**Required task:** Check each line below for "more" and report how many have it, nothing else.

**Data for processing:**
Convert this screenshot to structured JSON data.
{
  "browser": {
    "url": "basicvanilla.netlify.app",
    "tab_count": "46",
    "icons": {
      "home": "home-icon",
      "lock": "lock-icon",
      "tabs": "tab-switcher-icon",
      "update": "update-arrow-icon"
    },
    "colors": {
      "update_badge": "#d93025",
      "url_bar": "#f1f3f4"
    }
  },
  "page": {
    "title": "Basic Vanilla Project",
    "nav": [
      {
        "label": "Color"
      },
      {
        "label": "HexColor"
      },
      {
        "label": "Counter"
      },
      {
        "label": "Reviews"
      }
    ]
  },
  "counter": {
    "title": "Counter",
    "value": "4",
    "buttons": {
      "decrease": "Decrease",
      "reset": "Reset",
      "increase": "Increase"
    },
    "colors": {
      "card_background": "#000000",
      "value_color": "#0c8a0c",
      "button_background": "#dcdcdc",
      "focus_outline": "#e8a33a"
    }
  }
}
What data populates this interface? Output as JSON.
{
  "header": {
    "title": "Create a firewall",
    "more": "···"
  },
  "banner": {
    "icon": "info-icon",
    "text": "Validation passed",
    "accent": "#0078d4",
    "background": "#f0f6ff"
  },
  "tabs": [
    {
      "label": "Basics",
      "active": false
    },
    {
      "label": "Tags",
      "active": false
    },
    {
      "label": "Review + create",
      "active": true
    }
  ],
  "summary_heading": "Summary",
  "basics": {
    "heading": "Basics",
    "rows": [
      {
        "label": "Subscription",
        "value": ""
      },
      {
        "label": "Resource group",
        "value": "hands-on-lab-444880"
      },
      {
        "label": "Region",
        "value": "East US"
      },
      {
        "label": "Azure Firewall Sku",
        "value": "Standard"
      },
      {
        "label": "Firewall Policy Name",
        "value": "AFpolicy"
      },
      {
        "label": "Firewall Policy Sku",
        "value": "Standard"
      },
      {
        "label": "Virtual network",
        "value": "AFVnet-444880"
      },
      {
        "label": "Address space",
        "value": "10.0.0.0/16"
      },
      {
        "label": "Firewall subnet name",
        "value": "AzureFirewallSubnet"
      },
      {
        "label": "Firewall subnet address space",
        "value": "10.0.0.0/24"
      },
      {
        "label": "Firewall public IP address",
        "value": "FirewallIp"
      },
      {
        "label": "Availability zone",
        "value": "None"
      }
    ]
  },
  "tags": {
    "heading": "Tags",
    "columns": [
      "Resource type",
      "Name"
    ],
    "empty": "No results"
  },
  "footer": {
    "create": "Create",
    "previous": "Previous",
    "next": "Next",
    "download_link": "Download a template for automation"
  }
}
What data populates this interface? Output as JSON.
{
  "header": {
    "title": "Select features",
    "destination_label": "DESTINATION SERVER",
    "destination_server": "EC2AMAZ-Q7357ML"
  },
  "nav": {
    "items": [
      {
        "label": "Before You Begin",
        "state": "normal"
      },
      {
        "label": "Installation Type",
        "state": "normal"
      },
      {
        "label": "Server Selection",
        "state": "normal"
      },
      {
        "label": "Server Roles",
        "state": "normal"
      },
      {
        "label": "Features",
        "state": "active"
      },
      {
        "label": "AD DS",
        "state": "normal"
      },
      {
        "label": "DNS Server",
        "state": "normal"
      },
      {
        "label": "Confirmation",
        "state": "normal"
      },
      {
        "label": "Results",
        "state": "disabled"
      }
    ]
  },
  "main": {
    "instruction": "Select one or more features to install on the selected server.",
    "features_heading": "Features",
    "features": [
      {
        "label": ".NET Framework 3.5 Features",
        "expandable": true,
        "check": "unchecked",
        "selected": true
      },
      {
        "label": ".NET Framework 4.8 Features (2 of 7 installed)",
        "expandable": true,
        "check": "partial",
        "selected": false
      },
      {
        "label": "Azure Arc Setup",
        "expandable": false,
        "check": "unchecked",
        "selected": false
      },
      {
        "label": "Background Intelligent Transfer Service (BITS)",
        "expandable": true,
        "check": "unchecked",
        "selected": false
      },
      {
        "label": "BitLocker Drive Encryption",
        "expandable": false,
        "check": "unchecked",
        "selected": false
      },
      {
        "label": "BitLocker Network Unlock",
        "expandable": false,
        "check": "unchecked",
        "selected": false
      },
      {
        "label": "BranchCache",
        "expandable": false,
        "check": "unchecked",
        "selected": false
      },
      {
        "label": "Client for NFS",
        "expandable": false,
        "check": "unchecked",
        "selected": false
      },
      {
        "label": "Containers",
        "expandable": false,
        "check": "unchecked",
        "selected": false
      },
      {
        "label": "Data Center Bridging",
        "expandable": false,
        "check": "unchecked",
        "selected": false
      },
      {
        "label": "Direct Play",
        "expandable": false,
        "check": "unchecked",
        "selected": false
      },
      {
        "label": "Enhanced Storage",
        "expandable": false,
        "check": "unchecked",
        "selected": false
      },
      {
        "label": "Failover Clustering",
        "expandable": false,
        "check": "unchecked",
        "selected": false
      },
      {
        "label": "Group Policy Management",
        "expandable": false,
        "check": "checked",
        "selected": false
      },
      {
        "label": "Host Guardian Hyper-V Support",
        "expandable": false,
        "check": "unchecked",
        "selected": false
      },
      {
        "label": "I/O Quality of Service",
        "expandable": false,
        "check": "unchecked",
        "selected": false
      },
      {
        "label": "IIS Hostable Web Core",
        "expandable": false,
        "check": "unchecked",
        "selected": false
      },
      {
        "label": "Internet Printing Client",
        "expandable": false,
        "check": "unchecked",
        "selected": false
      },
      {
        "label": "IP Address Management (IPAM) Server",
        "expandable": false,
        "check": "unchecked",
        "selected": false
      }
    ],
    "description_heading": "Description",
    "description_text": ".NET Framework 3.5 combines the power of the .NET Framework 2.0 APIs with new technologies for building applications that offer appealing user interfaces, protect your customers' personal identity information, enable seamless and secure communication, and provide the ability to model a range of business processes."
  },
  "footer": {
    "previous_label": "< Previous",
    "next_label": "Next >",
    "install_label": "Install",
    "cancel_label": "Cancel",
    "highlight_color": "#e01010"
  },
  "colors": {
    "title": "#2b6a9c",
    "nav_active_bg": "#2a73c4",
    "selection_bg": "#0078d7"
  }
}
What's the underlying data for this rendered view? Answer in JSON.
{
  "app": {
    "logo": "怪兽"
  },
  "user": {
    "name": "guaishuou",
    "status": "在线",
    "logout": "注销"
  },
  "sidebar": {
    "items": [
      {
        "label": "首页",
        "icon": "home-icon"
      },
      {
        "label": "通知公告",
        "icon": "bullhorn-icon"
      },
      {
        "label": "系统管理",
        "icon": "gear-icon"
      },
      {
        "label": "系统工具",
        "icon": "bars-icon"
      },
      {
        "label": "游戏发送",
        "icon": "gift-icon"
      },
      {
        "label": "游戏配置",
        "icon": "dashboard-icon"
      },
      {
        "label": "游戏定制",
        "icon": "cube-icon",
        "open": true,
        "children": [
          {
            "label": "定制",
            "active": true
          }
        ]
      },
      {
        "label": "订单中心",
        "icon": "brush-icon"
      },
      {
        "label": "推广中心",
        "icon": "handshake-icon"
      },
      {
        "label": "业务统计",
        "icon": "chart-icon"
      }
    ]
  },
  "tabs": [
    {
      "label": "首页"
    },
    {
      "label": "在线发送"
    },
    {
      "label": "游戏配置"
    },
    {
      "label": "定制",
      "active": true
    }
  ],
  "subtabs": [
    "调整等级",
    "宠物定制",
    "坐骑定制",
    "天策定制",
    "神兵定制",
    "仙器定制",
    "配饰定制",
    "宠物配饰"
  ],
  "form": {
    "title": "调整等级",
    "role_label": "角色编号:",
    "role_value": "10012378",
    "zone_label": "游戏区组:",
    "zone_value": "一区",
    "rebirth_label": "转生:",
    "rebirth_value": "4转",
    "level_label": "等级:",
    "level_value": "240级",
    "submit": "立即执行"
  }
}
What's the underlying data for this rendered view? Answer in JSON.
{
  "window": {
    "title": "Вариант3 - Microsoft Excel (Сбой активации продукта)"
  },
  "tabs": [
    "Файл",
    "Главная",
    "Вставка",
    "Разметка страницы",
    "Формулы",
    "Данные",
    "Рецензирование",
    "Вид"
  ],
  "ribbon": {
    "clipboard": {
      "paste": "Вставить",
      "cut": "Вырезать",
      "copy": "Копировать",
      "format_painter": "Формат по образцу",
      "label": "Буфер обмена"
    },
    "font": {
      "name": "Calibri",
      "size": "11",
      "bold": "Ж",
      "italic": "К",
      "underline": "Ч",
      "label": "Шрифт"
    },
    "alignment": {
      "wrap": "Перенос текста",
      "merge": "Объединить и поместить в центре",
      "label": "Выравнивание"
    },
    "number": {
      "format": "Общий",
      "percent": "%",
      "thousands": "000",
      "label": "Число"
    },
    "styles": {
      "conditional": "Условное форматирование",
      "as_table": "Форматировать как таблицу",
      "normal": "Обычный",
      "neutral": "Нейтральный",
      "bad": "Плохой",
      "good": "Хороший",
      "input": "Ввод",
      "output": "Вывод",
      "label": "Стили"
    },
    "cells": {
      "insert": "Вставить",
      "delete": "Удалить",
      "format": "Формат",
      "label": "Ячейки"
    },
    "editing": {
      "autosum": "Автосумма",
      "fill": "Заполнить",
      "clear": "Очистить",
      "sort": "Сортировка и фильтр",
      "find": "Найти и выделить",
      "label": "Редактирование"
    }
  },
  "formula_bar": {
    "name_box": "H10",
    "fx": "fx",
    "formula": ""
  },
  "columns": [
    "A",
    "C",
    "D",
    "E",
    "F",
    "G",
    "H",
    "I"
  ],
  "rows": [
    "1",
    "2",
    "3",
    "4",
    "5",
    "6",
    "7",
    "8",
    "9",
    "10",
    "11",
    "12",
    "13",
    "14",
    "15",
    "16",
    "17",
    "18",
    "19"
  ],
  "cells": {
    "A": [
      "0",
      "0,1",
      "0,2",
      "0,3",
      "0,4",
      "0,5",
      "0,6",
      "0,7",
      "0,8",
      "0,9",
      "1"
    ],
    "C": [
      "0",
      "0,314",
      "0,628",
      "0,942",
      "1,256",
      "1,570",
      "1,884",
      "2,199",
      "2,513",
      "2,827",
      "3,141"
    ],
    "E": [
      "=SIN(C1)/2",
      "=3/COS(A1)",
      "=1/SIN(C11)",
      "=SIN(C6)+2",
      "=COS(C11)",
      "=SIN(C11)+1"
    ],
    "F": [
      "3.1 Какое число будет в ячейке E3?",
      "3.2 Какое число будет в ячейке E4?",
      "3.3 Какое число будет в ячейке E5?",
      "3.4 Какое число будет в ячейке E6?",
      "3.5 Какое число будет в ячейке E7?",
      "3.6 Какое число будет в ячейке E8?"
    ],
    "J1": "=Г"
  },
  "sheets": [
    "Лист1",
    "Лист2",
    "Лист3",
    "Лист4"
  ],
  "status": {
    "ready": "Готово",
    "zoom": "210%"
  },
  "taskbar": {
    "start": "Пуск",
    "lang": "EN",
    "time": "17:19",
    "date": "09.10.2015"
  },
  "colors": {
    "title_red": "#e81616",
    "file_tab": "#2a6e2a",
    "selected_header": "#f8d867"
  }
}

**The response:** 2